**Records provided:**
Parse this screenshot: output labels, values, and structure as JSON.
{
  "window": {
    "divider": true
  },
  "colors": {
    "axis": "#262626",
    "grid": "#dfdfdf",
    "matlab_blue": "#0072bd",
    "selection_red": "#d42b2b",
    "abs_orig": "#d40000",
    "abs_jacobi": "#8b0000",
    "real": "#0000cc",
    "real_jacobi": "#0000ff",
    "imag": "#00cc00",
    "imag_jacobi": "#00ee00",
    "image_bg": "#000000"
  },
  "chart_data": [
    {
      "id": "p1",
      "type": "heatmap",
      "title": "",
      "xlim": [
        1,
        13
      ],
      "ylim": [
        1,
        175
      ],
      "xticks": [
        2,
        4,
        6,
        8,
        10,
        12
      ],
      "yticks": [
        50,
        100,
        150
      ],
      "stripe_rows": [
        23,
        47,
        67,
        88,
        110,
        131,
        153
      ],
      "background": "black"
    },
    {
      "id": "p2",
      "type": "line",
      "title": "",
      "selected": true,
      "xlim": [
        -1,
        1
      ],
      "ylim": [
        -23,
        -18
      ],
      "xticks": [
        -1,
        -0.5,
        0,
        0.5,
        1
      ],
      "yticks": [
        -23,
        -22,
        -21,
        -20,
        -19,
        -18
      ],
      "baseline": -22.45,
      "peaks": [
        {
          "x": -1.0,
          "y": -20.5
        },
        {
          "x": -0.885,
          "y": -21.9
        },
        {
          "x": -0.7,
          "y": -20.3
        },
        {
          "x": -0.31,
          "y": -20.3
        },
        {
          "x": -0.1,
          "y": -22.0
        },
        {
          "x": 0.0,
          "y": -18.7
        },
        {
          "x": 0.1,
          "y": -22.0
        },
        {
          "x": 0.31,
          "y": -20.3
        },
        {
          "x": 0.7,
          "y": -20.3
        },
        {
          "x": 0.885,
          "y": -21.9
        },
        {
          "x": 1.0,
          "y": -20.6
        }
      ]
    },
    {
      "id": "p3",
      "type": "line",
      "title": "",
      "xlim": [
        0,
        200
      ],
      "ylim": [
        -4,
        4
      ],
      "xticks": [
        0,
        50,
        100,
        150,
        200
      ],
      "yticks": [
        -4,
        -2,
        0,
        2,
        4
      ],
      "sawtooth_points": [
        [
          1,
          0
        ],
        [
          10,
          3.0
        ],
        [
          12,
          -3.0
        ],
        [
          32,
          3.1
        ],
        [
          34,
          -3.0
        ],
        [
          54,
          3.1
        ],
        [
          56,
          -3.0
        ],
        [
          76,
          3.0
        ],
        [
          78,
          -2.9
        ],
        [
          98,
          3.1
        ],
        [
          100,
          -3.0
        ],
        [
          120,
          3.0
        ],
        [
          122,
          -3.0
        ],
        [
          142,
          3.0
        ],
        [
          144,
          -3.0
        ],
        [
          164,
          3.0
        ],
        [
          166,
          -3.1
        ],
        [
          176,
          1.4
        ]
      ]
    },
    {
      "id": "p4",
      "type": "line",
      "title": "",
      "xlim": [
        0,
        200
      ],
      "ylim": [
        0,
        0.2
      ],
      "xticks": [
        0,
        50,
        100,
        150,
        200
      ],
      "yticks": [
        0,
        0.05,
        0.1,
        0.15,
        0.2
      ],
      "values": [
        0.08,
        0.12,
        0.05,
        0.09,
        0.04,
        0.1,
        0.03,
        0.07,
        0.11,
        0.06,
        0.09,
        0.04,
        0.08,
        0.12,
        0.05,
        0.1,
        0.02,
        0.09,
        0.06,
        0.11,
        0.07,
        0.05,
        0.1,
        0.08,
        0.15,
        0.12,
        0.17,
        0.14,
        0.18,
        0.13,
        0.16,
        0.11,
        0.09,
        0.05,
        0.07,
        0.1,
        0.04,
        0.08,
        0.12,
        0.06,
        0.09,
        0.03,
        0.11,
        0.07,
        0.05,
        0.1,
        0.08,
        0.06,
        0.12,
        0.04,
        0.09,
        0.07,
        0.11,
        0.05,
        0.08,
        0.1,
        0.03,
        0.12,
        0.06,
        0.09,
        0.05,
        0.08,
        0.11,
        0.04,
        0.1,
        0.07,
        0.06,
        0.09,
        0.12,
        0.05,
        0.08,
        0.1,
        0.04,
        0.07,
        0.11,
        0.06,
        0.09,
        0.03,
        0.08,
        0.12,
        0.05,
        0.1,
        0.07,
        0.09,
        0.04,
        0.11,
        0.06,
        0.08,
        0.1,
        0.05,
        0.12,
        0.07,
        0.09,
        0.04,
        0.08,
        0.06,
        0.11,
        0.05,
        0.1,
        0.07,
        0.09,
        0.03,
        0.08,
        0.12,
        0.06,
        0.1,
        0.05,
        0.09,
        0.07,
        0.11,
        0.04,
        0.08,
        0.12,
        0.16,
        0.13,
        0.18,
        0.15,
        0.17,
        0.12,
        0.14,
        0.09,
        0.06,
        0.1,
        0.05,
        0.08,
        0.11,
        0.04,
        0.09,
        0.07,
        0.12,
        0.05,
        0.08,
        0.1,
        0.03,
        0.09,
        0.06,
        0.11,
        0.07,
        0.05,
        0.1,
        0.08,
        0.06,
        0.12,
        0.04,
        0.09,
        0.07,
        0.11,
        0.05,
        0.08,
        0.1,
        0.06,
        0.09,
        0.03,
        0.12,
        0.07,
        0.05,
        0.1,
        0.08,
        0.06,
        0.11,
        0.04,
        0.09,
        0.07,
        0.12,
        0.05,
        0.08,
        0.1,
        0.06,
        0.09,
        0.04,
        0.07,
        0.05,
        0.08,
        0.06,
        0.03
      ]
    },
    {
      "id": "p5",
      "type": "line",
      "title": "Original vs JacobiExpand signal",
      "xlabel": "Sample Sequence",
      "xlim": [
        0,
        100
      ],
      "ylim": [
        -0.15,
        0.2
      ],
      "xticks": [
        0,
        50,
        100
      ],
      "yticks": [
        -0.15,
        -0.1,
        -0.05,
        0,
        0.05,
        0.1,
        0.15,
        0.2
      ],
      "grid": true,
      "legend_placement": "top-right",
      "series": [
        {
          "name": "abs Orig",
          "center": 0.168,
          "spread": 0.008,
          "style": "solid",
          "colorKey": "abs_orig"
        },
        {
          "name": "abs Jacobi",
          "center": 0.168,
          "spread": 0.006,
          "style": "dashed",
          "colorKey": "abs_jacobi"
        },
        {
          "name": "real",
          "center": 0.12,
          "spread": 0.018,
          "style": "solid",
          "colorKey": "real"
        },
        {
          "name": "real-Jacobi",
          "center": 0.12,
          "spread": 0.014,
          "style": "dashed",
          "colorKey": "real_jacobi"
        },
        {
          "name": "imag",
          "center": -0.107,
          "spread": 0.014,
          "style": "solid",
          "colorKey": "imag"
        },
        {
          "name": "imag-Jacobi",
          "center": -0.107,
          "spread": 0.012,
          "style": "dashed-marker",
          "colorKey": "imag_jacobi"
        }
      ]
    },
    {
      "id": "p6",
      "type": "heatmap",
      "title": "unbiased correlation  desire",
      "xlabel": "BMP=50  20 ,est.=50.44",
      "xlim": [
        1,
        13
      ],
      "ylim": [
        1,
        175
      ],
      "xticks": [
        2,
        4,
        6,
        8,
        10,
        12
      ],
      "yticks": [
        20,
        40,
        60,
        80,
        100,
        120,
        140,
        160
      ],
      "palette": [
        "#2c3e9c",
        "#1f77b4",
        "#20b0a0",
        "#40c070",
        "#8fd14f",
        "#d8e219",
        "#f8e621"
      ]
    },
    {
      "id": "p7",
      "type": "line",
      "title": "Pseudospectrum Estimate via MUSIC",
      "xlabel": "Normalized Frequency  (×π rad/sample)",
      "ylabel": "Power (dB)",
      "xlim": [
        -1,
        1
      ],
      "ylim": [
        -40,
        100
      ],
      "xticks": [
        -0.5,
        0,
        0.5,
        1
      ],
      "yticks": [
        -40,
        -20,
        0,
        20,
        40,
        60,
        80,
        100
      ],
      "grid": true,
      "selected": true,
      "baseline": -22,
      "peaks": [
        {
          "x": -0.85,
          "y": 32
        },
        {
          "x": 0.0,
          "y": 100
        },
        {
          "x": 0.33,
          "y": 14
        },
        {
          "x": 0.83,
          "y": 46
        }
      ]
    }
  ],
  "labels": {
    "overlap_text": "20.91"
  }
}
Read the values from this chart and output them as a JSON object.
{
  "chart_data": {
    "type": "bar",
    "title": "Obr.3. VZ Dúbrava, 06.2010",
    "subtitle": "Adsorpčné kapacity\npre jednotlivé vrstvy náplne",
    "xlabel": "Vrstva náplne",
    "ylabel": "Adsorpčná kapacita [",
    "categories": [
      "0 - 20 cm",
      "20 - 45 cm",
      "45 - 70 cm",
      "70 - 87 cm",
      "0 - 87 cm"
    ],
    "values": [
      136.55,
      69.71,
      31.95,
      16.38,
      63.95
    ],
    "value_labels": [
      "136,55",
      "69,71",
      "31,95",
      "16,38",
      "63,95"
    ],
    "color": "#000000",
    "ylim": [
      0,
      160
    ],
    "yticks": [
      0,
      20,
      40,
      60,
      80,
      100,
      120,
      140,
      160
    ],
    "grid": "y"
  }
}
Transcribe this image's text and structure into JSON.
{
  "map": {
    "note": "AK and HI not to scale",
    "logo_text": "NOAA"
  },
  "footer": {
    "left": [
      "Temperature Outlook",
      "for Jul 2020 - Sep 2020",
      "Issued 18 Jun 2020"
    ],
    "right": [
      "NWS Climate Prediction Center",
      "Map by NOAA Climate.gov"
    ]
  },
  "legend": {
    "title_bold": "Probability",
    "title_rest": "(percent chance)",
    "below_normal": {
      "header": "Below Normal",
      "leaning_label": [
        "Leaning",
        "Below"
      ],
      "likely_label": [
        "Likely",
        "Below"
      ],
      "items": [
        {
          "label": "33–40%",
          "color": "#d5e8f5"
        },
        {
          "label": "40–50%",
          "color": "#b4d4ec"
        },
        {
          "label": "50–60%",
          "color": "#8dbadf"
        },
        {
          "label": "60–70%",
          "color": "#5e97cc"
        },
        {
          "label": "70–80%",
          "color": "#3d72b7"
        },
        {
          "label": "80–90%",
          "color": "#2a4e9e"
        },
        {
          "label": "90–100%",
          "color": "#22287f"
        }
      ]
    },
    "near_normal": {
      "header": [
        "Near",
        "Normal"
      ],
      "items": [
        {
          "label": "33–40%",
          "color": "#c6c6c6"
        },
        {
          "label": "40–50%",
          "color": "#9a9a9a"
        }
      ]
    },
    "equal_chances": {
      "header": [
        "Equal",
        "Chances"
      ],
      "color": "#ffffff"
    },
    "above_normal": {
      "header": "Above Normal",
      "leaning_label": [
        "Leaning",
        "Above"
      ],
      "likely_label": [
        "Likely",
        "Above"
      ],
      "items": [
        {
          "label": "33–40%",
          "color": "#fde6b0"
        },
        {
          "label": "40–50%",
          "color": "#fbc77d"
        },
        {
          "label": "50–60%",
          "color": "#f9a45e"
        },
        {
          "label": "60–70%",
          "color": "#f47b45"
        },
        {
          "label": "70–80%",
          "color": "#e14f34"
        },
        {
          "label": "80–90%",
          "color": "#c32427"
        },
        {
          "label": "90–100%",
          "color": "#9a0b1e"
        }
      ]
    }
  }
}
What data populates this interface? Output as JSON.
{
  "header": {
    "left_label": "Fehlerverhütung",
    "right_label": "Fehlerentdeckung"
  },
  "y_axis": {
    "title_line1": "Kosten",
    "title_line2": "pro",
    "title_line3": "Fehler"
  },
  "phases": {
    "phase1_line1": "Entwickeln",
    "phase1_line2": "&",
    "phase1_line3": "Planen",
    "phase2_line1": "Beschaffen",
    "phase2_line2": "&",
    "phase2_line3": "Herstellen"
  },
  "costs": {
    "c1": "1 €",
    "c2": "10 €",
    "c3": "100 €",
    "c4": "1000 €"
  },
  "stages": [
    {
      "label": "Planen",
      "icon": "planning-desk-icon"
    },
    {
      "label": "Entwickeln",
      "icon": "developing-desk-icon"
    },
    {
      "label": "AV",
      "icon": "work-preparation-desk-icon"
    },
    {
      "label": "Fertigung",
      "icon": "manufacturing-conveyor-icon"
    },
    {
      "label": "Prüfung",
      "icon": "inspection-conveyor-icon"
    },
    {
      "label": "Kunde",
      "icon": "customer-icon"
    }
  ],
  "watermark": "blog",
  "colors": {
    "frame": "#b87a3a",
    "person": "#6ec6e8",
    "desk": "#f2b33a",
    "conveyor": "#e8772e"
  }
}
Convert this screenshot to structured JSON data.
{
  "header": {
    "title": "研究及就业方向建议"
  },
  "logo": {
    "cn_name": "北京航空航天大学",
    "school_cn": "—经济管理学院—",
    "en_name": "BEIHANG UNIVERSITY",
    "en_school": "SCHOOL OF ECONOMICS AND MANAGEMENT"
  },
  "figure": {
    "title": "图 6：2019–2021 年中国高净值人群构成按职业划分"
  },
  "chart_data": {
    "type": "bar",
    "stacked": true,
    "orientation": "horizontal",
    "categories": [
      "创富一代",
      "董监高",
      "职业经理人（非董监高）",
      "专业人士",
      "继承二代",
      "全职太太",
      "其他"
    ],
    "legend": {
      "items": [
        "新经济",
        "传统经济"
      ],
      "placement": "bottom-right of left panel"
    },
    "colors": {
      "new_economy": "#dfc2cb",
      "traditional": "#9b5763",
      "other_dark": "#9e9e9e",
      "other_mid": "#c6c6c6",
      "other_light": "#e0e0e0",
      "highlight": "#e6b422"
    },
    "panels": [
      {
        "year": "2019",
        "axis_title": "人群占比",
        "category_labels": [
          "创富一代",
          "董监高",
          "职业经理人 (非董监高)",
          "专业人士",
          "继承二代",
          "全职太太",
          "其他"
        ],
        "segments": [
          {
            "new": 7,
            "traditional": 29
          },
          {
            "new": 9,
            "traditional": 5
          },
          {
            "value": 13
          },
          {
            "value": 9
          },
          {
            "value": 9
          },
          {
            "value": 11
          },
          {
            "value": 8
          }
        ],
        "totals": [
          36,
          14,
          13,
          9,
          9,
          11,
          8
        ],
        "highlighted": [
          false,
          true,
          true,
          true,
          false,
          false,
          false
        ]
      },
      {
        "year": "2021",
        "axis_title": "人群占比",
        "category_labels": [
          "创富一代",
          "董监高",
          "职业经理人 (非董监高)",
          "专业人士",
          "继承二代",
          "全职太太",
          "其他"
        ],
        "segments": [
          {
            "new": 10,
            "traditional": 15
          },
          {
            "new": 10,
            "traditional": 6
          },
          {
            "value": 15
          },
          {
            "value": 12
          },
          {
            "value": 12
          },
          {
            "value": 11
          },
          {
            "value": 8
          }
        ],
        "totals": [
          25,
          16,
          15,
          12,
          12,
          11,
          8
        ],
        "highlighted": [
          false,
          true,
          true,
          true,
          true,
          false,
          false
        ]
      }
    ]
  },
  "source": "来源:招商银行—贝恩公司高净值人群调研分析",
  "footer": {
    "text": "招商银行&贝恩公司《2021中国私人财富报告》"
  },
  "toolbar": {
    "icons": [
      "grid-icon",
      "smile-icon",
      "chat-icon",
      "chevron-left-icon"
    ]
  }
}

**Aim of the exercise:** Pick out the lines containing the string "this" and show them.

**Output below:**
Parse this screenshot: output labels, values, and structure as JSON.
Read the values from this chart and output them as a JSON object.
Transcribe this image's text and structure into JSON.
What data populates this interface? Output as JSON.
Convert this screenshot to structured JSON data.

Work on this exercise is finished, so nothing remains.